- [YOUR INSTRUCTIONS] Give the data a second time, exactly and in full.
━━━ SUPPLIED DATA ━━━
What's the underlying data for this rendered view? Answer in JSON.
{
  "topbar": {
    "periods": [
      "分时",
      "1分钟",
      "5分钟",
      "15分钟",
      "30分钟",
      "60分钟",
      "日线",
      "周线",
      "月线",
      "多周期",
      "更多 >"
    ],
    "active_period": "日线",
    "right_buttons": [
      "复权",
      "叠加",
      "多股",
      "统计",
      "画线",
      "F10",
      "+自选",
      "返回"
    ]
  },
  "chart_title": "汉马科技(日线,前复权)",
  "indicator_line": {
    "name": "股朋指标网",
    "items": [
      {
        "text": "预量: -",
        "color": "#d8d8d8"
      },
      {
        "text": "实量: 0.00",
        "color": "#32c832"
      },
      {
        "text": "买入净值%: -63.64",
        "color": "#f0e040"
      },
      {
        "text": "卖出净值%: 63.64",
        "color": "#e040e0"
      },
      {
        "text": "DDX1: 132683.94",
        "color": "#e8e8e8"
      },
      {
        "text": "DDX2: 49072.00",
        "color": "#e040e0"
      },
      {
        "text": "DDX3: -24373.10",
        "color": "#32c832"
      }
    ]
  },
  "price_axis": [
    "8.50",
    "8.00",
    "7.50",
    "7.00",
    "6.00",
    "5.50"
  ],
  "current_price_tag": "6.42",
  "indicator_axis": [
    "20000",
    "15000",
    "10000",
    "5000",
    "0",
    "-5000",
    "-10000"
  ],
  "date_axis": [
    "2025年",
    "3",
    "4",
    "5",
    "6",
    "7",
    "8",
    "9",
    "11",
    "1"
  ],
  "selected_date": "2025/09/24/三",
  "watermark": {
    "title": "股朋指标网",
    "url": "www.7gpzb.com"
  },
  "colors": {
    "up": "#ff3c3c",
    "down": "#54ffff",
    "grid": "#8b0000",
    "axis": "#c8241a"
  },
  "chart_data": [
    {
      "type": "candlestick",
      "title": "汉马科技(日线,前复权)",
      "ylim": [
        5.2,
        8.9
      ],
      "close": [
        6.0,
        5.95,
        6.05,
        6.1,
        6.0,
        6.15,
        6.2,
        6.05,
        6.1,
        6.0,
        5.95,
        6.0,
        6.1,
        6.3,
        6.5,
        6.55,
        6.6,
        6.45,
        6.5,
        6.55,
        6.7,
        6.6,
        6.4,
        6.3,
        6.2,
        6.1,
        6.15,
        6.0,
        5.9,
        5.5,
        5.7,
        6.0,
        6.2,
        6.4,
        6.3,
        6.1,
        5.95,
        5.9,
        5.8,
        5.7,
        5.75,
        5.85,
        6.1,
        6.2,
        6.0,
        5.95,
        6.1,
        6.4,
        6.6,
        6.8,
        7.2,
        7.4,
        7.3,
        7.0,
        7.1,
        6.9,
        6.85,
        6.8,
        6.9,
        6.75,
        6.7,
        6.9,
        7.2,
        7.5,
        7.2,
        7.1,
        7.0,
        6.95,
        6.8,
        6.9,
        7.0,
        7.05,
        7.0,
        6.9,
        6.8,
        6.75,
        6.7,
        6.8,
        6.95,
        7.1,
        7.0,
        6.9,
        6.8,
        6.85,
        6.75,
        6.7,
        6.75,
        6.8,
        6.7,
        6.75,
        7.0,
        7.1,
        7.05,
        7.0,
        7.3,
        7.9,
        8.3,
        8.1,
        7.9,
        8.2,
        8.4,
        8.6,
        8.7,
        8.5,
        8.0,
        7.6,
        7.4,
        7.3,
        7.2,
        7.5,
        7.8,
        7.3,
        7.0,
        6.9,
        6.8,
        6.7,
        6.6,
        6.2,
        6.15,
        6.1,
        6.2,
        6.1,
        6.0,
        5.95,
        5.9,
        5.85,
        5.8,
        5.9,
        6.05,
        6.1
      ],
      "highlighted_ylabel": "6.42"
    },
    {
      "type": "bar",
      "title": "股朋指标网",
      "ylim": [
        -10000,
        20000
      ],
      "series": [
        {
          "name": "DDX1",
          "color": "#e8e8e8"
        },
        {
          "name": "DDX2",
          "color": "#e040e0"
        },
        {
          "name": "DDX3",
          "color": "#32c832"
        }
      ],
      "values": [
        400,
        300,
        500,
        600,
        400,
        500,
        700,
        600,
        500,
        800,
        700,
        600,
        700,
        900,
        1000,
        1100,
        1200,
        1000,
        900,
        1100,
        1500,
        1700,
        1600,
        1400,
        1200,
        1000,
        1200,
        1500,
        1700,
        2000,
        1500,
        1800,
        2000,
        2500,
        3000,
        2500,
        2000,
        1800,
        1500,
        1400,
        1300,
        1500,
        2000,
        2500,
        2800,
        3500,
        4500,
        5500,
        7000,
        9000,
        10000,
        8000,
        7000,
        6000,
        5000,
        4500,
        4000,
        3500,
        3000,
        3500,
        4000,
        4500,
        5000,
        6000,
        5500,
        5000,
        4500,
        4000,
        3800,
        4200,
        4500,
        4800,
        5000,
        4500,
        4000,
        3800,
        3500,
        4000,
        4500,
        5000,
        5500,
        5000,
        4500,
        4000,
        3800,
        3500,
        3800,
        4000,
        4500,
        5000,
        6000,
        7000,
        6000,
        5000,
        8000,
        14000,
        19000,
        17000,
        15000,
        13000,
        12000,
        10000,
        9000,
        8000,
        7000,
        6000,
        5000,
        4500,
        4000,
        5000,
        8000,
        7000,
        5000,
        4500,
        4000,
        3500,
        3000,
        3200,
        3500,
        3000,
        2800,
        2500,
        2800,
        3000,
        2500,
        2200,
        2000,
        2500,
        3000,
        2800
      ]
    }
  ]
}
━━━
- [EXPECTED OUTPUT]
What's the underlying data for this rendered view? Answer in JSON.
{
  "topbar": {
    "periods": [
      "分时",
      "1分钟",
      "5分钟",
      "15分钟",
      "30分钟",
      "60分钟",
      "日线",
      "周线",
      "月线",
      "多周期",
      "更多 >"
    ],
    "active_period": "日线",
    "right_buttons": [
      "复权",
      "叠加",
      "多股",
      "统计",
      "画线",
      "F10",
      "+自选",
      "返回"
    ]
  },
  "chart_title": "汉马科技(日线,前复权)",
  "indicator_line": {
    "name": "股朋指标网",
    "items": [
      {
        "text": "预量: -",
        "color": "#d8d8d8"
      },
      {
        "text": "实量: 0.00",
        "color": "#32c832"
      },
      {
        "text": "买入净值%: -63.64",
        "color": "#f0e040"
      },
      {
        "text": "卖出净值%: 63.64",
        "color": "#e040e0"
      },
      {
        "text": "DDX1: 132683.94",
        "color": "#e8e8e8"
      },
      {
        "text": "DDX2: 49072.00",
        "color": "#e040e0"
      },
      {
        "text": "DDX3: -24373.10",
        "color": "#32c832"
      }
    ]
  },
  "price_axis": [
    "8.50",
    "8.00",
    "7.50",
    "7.00",
    "6.00",
    "5.50"
  ],
  "current_price_tag": "6.42",
  "indicator_axis": [
    "20000",
    "15000",
    "10000",
    "5000",
    "0",
    "-5000",
    "-10000"
  ],
  "date_axis": [
    "2025年",
    "3",
    "4",
    "5",
    "6",
    "7",
    "8",
    "9",
    "11",
    "1"
  ],
  "selected_date": "2025/09/24/三",
  "watermark": {
    "title": "股朋指标网",
    "url": "www.7gpzb.com"
  },
  "colors": {
    "up": "#ff3c3c",
    "down": "#54ffff",
    "grid": "#8b0000",
    "axis": "#c8241a"
  },
  "chart_data": [
    {
      "type": "candlestick",
      "title": "汉马科技(日线,前复权)",
      "ylim": [
        5.2,
        8.9
      ],
      "close": [
        6.0,
        5.95,
        6.05,
        6.1,
        6.0,
        6.15,
        6.2,
        6.05,
        6.1,
        6.0,
        5.95,
        6.0,
        6.1,
        6.3,
        6.5,
        6.55,
        6.6,
        6.45,
        6.5,
        6.55,
        6.7,
        6.6,
        6.4,
        6.3,
        6.2,
        6.1,
        6.15,
        6.0,
        5.9,
        5.5,
        5.7,
        6.0,
        6.2,
        6.4,
        6.3,
        6.1,
        5.95,
        5.9,
        5.8,
        5.7,
        5.75,
        5.85,
        6.1,
        6.2,
        6.0,
        5.95,
        6.1,
        6.4,
        6.6,
        6.8,
        7.2,
        7.4,
        7.3,
        7.0,
        7.1,
        6.9,
        6.85,
        6.8,
        6.9,
        6.75,
        6.7,
        6.9,
        7.2,
        7.5,
        7.2,
        7.1,
        7.0,
        6.95,
        6.8,
        6.9,
        7.0,
        7.05,
        7.0,
        6.9,
        6.8,
        6.75,
        6.7,
        6.8,
        6.95,
        7.1,
        7.0,
        6.9,
        6.8,
        6.85,
        6.75,
        6.7,
        6.75,
        6.8,
        6.7,
        6.75,
        7.0,
        7.1,
        7.05,
        7.0,
        7.3,
        7.9,
        8.3,
        8.1,
        7.9,
        8.2,
        8.4,
        8.6,
        8.7,
        8.5,
        8.0,
        7.6,
        7.4,
        7.3,
        7.2,
        7.5,
        7.8,
        7.3,
        7.0,
        6.9,
        6.8,
        6.7,
        6.6,
        6.2,
        6.15,
        6.1,
        6.2,
        6.1,
        6.0,
        5.95,
        5.9,
        5.85,
        5.8,
        5.9,
        6.05,
        6.1
      ],
      "highlighted_ylabel": "6.42"
    },
    {
      "type": "bar",
      "title": "股朋指标网",
      "ylim": [
        -10000,
        20000
      ],
      "series": [
        {
          "name": "DDX1",
          "color": "#e8e8e8"
        },
        {
          "name": "DDX2",
          "color": "#e040e0"
        },
        {
          "name": "DDX3",
          "color": "#32c832"
        }
      ],
      "values": [
        400,
        300,
        500,
        600,
        400,
        500,
        700,
        600,
        500,
        800,
        700,
        600,
        700,
        900,
        1000,
        1100,
        1200,
        1000,
        900,
        1100,
        1500,
        1700,
        1600,
        1400,
        1200,
        1000,
        1200,
        1500,
        1700,
        2000,
        1500,
        1800,
        2000,
        2500,
        3000,
        2500,
        2000,
        1800,
        1500,
        1400,
        1300,
        1500,
        2000,
        2500,
        2800,
        3500,
        4500,
        5500,
        7000,
        9000,
        10000,
        8000,
        7000,
        6000,
        5000,
        4500,
        4000,
        3500,
        3000,
        3500,
        4000,
        4500,
        5000,
        6000,
        5500,
        5000,
        4500,
        4000,
        3800,
        4200,
        4500,
        4800,
        5000,
        4500,
        4000,
        3800,
        3500,
        4000,
        4500,
        5000,
        5500,
        5000,
        4500,
        4000,
        3800,
        3500,
        3800,
        4000,
        4500,
        5000,
        6000,
        7000,
        6000,
        5000,
        8000,
        14000,
        19000,
        17000,
        15000,
        13000,
        12000,
        10000,
        9000,
        8000,
        7000,
        6000,
        5000,
        4500,
        4000,
        5000,
        8000,
        7000,
        5000,
        4500,
        4000,
        3500,
        3000,
        3200,
        3500,
        3000,
        2800,
        2500,
        2800,
        3000,
        2500,
        2200,
        2000,
        2500,
        3000,
        2800
      ]
    }
  ]
}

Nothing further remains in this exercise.